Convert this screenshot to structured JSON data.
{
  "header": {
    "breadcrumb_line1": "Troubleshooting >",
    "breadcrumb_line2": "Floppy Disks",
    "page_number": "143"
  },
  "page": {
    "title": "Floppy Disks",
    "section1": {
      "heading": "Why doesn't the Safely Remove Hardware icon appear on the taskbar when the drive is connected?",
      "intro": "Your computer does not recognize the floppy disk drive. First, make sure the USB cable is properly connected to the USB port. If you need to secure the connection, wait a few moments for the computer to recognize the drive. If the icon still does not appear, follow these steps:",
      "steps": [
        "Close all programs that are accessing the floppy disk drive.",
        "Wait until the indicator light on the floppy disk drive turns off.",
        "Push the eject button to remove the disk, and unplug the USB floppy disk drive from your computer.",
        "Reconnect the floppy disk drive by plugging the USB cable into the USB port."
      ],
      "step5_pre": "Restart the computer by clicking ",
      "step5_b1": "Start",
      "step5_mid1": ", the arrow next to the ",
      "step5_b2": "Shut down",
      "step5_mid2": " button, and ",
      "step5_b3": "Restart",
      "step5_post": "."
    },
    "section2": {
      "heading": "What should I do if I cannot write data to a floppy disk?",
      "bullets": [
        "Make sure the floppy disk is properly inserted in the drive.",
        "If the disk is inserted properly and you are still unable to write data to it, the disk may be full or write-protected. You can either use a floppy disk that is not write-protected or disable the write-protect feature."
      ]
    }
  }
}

What you have to do.
Every record shown above must be echoed exactly.

Worked solution.
Convert this screenshot to structured JSON data.
{
  "header": {
    "breadcrumb_line1": "Troubleshooting >",
    "breadcrumb_line2": "Floppy Disks",
    "page_number": "143"
  },
  "page": {
    "title": "Floppy Disks",
    "section1": {
      "heading": "Why doesn't the Safely Remove Hardware icon appear on the taskbar when the drive is connected?",
      "intro": "Your computer does not recognize the floppy disk drive. First, make sure the USB cable is properly connected to the USB port. If you need to secure the connection, wait a few moments for the computer to recognize the drive. If the icon still does not appear, follow these steps:",
      "steps": [
        "Close all programs that are accessing the floppy disk drive.",
        "Wait until the indicator light on the floppy disk drive turns off.",
        "Push the eject button to remove the disk, and unplug the USB floppy disk drive from your computer.",
        "Reconnect the floppy disk drive by plugging the USB cable into the USB port."
      ],
      "step5_pre": "Restart the computer by clicking ",
      "step5_b1": "Start",
      "step5_mid1": ", the arrow next to the ",
      "step5_b2": "Shut down",
      "step5_mid2": " button, and ",
      "step5_b3": "Restart",
      "step5_post": "."
    },
    "section2": {
      "heading": "What should I do if I cannot write data to a floppy disk?",
      "bullets": [
        "Make sure the floppy disk is properly inserted in the drive.",
        "If the disk is inserted properly and you are still unable to write data to it, the disk may be full or write-protected. You can either use a floppy disk that is not write-protected or disable the write-protect feature."
      ]
    }
  }
}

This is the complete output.